(Extracted data entries)

•••

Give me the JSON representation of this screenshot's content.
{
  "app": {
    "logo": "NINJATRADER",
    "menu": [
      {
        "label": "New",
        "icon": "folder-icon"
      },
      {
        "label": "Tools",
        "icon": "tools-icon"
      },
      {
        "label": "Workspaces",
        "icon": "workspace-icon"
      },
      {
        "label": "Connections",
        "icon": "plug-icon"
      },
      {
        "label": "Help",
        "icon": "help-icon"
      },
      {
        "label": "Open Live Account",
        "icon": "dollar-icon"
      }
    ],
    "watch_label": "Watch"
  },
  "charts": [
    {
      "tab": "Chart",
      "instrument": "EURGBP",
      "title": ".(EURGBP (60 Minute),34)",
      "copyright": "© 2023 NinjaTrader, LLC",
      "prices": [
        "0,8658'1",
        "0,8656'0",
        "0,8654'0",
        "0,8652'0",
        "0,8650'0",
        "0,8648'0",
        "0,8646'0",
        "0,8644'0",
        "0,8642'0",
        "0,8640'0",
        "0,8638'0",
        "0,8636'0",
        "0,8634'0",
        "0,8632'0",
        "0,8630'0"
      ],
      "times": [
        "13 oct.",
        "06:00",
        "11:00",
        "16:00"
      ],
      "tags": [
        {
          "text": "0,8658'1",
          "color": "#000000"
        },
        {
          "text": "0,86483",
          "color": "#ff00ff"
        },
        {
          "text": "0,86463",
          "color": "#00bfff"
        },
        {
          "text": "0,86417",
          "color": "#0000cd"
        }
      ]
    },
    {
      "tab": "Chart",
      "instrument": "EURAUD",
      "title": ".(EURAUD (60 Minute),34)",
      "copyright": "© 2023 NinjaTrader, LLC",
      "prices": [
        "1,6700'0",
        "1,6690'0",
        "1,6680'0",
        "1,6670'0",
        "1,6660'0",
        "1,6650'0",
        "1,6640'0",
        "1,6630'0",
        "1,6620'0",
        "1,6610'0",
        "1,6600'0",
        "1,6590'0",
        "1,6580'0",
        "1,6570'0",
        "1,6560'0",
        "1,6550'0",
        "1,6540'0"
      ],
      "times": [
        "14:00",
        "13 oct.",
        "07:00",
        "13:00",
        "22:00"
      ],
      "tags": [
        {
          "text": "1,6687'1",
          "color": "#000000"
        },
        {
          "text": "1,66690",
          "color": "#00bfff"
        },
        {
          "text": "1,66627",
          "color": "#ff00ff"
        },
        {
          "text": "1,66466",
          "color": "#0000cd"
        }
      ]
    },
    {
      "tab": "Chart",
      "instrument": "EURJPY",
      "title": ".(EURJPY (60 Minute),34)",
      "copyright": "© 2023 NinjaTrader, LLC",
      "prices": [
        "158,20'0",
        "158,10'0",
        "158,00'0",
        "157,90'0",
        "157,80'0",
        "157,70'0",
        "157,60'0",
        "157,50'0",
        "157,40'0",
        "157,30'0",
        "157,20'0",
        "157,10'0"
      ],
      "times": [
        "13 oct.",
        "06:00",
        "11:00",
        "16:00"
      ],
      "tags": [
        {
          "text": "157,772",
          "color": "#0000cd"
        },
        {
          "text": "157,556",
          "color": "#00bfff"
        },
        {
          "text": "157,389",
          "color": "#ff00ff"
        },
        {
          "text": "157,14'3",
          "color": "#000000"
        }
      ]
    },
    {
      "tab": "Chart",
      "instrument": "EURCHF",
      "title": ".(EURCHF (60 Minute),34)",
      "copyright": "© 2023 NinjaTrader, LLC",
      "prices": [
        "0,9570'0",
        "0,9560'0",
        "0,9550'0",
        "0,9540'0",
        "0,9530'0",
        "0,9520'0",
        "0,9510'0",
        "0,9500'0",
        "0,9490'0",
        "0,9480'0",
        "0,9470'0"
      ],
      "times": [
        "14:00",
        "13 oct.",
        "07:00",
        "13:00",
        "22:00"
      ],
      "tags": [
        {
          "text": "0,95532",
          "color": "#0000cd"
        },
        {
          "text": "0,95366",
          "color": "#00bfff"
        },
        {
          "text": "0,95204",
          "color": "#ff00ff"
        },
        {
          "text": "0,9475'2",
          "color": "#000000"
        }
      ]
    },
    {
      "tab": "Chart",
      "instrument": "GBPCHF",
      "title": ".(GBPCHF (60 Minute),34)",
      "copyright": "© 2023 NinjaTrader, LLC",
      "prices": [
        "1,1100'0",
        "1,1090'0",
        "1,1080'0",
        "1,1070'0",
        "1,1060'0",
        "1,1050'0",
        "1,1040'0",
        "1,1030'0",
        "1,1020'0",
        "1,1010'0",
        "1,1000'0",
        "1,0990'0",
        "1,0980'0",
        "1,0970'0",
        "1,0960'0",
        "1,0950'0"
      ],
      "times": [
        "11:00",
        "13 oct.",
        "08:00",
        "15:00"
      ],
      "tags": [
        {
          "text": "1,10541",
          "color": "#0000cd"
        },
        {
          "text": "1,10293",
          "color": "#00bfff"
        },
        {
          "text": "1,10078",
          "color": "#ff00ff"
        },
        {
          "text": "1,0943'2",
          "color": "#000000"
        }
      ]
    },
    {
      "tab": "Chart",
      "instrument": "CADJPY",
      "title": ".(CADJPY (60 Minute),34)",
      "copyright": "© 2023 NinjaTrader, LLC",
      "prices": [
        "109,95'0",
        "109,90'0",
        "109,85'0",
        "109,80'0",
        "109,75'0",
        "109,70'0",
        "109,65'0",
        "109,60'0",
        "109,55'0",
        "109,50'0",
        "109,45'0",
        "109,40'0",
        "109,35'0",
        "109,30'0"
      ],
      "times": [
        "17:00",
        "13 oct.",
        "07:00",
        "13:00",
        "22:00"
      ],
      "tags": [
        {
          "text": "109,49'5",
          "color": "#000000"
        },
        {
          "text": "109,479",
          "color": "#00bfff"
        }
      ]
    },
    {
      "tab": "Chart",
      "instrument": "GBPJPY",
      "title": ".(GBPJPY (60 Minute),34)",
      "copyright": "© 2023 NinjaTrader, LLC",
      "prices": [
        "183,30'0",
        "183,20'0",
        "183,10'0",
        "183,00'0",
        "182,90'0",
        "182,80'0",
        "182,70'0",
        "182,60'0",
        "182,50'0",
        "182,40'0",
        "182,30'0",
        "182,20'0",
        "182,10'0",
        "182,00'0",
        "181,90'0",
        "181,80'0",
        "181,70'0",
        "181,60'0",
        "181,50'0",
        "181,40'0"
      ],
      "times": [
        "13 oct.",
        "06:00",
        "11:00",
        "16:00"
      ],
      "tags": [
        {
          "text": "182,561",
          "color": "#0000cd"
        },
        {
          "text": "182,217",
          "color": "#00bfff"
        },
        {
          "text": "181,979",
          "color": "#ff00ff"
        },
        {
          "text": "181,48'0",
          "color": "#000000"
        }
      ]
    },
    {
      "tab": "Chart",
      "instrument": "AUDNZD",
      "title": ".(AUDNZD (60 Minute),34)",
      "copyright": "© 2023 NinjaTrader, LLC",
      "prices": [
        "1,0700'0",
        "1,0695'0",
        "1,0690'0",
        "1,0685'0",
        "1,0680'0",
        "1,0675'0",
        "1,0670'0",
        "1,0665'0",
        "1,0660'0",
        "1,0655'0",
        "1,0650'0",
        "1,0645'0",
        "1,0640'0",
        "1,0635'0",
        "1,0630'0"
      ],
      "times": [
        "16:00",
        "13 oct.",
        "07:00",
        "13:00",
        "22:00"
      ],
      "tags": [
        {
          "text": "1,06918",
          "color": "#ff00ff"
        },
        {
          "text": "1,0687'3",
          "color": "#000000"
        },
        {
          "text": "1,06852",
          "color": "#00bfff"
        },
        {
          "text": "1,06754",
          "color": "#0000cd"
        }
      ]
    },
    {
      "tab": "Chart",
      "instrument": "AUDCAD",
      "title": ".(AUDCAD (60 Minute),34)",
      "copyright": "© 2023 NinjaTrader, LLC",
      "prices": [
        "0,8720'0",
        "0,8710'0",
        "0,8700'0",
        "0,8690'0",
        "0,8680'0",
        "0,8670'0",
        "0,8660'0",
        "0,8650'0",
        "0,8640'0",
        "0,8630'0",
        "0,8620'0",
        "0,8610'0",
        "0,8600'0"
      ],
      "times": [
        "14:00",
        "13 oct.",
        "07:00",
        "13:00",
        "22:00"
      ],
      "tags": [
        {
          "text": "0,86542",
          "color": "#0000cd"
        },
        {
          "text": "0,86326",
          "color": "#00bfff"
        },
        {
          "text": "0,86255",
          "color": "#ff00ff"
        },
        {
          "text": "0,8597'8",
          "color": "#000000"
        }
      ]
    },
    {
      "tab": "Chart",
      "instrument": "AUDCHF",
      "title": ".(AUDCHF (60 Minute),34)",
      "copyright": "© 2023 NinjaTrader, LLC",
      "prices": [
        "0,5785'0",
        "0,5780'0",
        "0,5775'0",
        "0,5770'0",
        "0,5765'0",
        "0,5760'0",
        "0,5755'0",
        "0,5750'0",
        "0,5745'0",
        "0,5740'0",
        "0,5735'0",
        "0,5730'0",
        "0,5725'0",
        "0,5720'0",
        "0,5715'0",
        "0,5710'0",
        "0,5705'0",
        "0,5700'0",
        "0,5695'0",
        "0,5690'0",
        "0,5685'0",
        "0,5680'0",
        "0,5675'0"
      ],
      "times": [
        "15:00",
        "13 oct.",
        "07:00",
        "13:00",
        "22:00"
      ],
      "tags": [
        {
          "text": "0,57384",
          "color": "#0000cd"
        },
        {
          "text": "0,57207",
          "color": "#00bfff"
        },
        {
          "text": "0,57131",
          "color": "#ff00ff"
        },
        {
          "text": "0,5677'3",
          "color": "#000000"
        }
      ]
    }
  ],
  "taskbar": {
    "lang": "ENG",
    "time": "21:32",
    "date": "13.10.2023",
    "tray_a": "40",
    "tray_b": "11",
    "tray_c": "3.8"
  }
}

•••

» **Written problem**:
What is the number of lines in this material that hold the string "icon"? Answer with that number only.

» **Solution for this task**:
6